- **WHAT IS BEING ASKED**:
Count how many lines include "under" and answer with that number only.

□ □ □ □ □

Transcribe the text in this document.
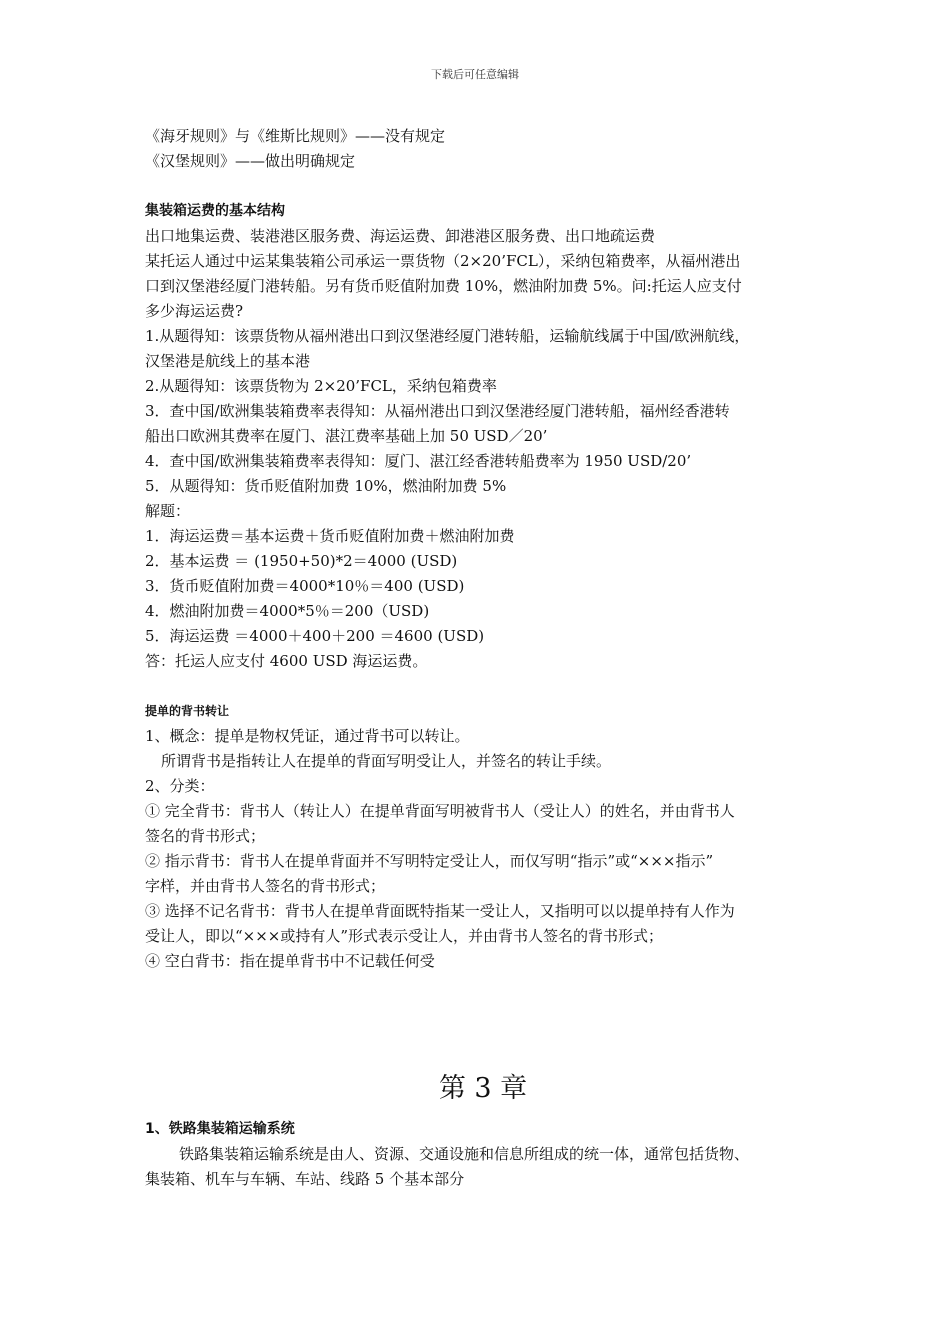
下载后可任意编辑
《海牙规则》与《维斯比规则》——没有规定
《汉堡规则》——做出明确规定
集装箱运费的基本结构
出口地集运费、装港港区服务费、海运运费、卸港港区服务费、出口地疏运费
某托运人通过中运某集装箱公司承运一票货物（2×20’FCL），采纳包箱费率，从福州港出
口到汉堡港经厦门港转船。另有货币贬值附加费 10%，燃油附加费 5%。问:托运人应支付
多少海运运费?
1.从题得知：该票货物从福州港出口到汉堡港经厦门港转船，运输航线属于中国/欧洲航线，
汉堡港是航线上的基本港
2.从题得知：该票货物为 2×20’FCL，采纳包箱费率
3．查中国/欧洲集装箱费率表得知：从福州港出口到汉堡港经厦门港转船，福州经香港转
船出口欧洲其费率在厦门、湛江费率基础上加 50 USD／20’
4．查中国/欧洲集装箱费率表得知：厦门、湛江经香港转船费率为 1950 USD/20’
5．从题得知：货币贬值附加费 10%，燃油附加费 5%
解题：
1．海运运费＝基本运费＋货币贬值附加费＋燃油附加费
2．基本运费 ＝ (1950+50)*2＝4000 (USD)
3．货币贬值附加费＝4000*10％＝400 (USD)
4．燃油附加费＝4000*5％＝200（USD)
5．海运运费 ＝4000＋400＋200 ＝4600 (USD)
答：托运人应支付 4600 USD 海运运费。
提单的背书转让
1、概念：提单是物权凭证，通过背书可以转让。
所谓背书是指转让人在提单的背面写明受让人，并签名的转让手续。
2、分类：
① 完全背书：背书人（转让人）在提单背面写明被背书人（受让人）的姓名，并由背书人
签名的背书形式；
② 指示背书：背书人在提单背面并不写明特定受让人，而仅写明“指示”或“×××指示”
字样，并由背书人签名的背书形式；
③ 选择不记名背书：背书人在提单背面既特指某一受让人，又指明可以以提单持有人作为
受让人，即以“×××或持有人”形式表示受让人，并由背书人签名的背书形式；
④ 空白背书：指在提单背书中不记载任何受
第 3 章
1、铁路集装箱运输系统
铁路集装箱运输系统是由人、资源、交通设施和信息所组成的统一体，通常包括货物、
集装箱、机车与车辆、车站、线路 5 个基本部分
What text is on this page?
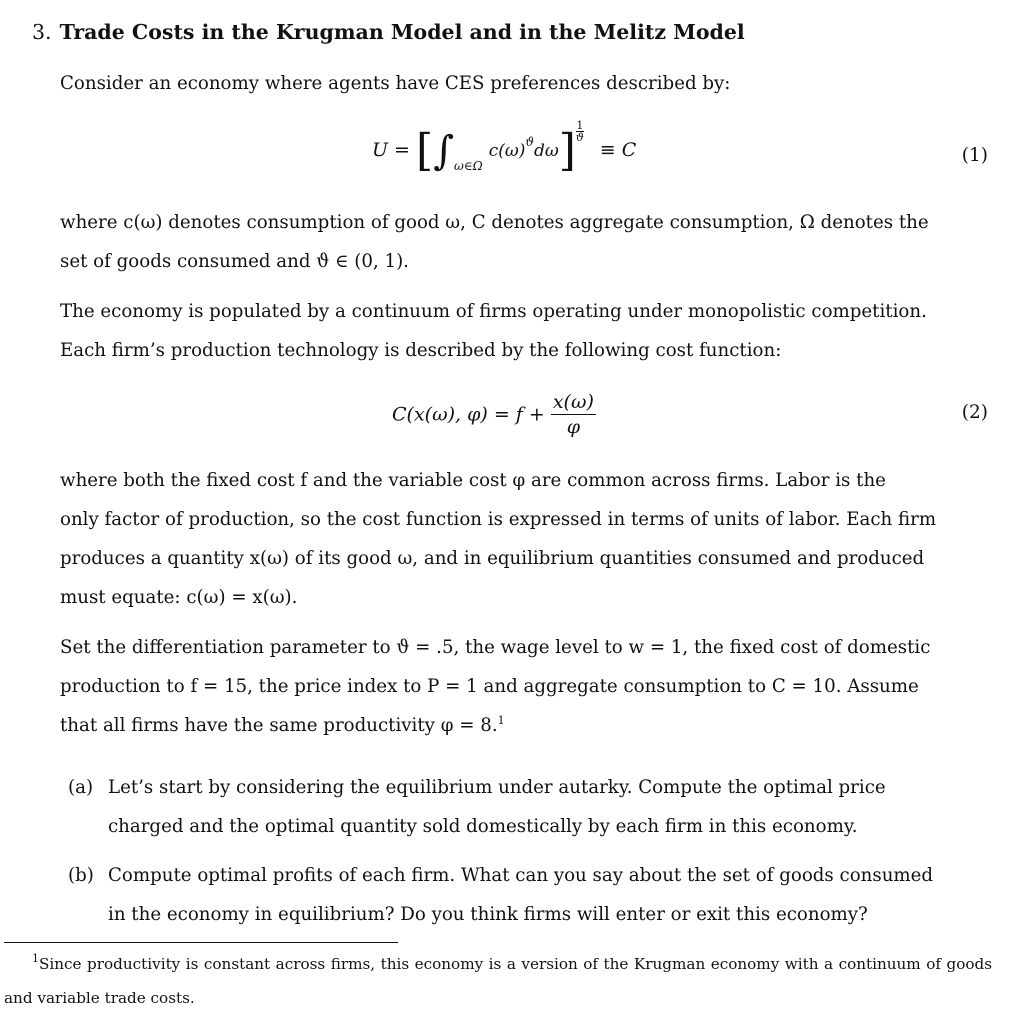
3. Trade Costs in the Krugman Model and in the Melitz Model
Consider an economy where agents have CES preferences described by:
$U = [\int_{\omega\in\Omega}$ $c(\omega)^ϑd\omega] \frac{1}{ϑ}$
≡ C	(1)
where c(ω) denotes consumption of good ω, C denotes aggregate consumption, Ω denotes the
set of goods consumed and ϑ ∈ (0, 1).
The economy is populated by a continuum of firms operating under monopolistic competition.
Each firm’s production technology is described by the following cost function:
C(x(ω), $\varphi) = f + \frac{x(\omega)}{\varphi}$	(2)
where both the fixed cost f and the variable cost φ are common across firms. Labor is the
only factor of production, so the cost function is expressed in terms of units of labor. Each firm
produces a quantity x(ω) of its good ω, and in equilibrium quantities consumed and produced
must equate: c(ω) = x(ω).
Set the differentiation parameter to ϑ = .5, the wage level to w = 1, the fixed cost of domestic
production to f = 15, the price index to P = 1 and aggregate consumption to C = 10. Assume
that all firms have the same productivity φ = 8.$^1$
(a) Let’s start by considering the equilibrium under autarky. Compute the optimal price
charged and the optimal quantity sold domestically by each firm in this economy.
(b) Compute optimal profits of each firm. What can you say about the set of goods consumed
in the economy in equilibrium? Do you think firms will enter or exit this economy?
$^1$Since productivity is constant across firms, this economy is a version of the Krugman economy with a continuum of goods and variable trade costs.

□ □ □ □ □

- **RESPONSE TO THE EXERCISE**:
2